Copy every line from the records below that holds the word "image".

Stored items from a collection
+===+
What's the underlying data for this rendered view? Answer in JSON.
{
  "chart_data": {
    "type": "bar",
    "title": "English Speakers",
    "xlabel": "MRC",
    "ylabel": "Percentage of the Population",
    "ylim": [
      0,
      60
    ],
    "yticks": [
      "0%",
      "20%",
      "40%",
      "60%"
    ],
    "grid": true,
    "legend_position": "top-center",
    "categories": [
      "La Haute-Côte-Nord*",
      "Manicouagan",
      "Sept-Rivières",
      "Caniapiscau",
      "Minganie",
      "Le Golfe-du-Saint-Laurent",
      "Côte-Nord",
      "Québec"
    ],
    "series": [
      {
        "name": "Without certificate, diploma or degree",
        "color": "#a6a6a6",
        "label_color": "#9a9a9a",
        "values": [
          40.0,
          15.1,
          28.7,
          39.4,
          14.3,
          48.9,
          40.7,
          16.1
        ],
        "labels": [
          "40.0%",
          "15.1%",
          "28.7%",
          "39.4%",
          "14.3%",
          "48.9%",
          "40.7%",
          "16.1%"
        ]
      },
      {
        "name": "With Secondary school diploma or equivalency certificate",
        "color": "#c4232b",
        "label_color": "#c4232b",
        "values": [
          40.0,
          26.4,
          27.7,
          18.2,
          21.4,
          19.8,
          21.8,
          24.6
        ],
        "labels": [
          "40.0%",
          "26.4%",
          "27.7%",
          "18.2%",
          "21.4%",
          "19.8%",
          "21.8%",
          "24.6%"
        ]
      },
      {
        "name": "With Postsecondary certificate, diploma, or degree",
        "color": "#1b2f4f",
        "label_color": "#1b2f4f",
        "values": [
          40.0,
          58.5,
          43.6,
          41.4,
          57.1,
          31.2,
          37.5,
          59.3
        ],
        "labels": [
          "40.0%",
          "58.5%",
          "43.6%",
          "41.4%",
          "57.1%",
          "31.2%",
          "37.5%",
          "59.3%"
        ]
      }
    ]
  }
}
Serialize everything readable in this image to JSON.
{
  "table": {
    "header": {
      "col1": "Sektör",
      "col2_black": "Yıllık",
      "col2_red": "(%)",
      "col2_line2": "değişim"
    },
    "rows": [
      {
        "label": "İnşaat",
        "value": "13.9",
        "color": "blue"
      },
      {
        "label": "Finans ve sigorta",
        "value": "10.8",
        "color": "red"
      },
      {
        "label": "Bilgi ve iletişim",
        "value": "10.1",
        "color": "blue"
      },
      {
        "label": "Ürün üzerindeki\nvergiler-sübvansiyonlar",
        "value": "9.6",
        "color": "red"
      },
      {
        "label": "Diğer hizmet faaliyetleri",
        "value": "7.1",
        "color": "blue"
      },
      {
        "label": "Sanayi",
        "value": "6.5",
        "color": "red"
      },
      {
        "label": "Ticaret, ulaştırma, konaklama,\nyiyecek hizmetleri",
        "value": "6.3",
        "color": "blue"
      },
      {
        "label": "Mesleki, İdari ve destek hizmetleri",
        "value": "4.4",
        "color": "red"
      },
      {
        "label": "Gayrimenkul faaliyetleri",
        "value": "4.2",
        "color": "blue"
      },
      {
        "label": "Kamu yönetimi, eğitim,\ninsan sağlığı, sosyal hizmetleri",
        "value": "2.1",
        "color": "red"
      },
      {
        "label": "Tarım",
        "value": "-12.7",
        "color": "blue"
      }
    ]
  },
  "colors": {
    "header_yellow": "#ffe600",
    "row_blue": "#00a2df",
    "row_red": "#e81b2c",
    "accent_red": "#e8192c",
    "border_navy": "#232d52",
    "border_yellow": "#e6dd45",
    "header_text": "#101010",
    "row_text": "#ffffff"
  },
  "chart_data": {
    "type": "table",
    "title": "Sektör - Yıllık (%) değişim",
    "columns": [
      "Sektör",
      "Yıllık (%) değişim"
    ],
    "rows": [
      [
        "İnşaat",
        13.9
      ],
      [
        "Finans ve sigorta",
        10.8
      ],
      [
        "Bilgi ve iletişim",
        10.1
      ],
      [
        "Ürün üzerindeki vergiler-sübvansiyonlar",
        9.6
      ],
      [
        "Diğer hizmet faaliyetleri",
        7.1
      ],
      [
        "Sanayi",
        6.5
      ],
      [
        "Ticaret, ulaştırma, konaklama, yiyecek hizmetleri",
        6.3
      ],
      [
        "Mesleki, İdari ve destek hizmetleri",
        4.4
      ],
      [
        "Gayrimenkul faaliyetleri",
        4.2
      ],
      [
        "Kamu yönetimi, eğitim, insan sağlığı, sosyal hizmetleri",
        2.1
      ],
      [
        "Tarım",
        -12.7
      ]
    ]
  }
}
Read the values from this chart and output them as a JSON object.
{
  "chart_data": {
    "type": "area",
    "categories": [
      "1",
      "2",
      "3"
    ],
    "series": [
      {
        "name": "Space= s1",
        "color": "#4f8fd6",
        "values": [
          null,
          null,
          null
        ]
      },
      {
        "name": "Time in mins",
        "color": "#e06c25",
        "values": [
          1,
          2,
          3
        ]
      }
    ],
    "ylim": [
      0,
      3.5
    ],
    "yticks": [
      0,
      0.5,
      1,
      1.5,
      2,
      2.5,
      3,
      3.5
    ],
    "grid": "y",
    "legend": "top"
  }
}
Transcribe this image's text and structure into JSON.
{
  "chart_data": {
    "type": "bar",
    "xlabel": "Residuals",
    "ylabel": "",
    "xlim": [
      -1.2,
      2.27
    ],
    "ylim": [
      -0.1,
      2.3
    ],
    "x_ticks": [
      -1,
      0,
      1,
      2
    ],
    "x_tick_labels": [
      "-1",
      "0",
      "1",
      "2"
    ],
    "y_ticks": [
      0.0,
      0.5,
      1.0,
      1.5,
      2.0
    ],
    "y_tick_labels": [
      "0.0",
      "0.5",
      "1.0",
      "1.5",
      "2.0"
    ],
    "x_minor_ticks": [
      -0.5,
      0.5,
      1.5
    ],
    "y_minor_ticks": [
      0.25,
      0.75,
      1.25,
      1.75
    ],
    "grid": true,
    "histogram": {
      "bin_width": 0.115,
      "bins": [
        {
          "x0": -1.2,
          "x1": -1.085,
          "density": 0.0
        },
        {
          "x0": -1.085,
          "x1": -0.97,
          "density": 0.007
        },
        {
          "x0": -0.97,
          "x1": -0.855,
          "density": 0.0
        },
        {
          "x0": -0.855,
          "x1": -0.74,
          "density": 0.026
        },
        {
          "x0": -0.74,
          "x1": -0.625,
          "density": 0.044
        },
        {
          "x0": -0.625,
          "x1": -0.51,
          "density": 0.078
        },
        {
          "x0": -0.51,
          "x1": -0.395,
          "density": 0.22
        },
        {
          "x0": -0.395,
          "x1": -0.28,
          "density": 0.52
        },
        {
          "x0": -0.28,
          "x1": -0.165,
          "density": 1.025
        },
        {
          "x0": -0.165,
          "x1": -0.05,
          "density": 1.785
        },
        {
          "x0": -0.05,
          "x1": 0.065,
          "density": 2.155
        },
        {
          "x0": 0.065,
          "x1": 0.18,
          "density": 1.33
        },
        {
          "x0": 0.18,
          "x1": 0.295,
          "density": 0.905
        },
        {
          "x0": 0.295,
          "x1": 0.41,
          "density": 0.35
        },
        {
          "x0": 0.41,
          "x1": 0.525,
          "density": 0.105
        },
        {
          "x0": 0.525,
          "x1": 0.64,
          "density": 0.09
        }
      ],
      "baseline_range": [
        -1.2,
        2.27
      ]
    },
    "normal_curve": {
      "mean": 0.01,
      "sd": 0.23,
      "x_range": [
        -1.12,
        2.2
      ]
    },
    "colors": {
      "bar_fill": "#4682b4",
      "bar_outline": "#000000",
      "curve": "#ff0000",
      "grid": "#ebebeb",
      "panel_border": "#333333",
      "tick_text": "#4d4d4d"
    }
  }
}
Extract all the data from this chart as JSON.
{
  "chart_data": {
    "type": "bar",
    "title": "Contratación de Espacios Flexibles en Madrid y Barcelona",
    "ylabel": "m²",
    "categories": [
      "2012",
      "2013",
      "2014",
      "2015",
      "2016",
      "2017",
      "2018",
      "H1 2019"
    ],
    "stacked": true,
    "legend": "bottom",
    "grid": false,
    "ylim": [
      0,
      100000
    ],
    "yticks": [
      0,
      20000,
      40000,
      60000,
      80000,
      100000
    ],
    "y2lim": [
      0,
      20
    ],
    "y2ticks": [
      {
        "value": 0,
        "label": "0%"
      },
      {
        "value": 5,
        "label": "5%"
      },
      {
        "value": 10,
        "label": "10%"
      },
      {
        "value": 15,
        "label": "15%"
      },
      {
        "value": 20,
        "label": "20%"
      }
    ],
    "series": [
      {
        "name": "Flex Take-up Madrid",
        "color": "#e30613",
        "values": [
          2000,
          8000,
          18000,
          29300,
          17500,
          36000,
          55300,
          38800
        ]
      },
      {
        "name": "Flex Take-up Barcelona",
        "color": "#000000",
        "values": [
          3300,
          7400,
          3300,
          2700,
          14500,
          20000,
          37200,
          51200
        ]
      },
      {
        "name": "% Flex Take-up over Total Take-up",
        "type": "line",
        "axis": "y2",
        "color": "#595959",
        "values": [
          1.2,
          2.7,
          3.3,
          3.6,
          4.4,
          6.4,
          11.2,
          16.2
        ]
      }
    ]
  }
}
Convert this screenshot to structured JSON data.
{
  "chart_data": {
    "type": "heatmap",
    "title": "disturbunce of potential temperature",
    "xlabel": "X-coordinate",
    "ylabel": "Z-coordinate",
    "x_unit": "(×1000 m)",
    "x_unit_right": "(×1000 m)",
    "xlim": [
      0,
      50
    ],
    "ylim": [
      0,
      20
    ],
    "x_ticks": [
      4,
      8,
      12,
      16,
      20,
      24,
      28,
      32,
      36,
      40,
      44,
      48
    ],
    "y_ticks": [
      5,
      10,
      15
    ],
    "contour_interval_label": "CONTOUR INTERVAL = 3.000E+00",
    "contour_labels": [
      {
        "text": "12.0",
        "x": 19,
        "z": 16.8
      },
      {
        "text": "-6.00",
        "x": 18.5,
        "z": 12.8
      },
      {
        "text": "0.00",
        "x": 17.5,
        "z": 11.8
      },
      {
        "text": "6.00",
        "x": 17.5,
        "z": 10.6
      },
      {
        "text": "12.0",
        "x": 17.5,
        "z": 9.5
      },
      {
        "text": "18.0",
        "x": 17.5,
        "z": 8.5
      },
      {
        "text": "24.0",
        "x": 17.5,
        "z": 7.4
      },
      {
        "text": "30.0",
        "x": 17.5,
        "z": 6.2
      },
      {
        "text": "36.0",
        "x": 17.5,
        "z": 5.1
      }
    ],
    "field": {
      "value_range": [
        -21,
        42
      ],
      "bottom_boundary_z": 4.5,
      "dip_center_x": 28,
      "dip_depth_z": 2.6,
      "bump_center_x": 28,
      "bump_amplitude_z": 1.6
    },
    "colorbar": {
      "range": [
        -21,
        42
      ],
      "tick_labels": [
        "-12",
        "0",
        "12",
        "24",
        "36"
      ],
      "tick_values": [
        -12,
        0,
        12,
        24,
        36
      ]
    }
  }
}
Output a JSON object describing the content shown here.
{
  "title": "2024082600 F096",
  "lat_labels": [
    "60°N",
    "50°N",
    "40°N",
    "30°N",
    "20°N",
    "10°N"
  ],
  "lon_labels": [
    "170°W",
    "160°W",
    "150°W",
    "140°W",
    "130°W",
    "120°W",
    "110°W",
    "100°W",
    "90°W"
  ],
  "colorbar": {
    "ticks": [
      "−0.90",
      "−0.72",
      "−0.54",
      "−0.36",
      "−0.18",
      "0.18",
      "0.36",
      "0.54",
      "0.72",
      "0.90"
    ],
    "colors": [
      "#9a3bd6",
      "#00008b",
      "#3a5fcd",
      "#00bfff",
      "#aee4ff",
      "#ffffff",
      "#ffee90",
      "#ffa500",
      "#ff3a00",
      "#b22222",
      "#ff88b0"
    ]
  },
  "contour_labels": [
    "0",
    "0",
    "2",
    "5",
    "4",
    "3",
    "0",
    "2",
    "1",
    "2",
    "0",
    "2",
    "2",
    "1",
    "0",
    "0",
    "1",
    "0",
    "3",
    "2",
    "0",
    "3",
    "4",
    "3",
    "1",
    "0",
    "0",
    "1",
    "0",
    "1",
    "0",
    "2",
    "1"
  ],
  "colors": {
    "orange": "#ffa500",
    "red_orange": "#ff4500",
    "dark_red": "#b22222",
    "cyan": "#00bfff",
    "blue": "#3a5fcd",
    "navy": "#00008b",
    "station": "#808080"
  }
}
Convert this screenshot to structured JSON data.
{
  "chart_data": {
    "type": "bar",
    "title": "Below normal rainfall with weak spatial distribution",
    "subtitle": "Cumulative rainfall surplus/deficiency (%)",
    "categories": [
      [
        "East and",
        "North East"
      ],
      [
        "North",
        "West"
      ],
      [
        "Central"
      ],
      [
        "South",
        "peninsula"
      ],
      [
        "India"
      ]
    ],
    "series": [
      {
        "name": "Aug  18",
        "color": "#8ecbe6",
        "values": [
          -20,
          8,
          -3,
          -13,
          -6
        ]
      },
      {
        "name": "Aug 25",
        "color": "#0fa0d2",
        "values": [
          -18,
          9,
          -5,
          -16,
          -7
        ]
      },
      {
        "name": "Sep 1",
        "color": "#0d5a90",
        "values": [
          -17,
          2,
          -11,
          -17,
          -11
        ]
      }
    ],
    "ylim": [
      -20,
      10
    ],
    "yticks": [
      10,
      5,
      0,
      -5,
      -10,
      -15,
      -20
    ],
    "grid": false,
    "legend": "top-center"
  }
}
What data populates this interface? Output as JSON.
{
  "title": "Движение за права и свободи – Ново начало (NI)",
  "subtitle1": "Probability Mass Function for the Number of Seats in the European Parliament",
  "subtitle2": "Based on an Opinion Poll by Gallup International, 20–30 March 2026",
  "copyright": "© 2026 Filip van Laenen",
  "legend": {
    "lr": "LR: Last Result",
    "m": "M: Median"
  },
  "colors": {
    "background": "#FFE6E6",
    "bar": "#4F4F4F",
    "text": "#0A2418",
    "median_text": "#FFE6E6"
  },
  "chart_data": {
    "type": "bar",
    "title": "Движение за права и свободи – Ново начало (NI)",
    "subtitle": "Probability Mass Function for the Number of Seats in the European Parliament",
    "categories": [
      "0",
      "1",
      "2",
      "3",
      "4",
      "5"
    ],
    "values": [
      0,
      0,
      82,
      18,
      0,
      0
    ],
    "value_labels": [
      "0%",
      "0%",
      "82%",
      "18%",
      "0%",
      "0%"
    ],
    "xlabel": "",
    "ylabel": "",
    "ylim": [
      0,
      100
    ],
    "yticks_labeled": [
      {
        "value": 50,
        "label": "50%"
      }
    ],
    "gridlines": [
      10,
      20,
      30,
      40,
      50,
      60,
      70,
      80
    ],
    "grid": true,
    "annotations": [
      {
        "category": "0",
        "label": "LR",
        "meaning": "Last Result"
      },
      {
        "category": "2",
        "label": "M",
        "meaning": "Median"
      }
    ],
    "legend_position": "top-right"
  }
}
+===+
• [Answer in full]:
Serialize everything readable in this image to JSON.
Transcribe this image's text and structure into JSON.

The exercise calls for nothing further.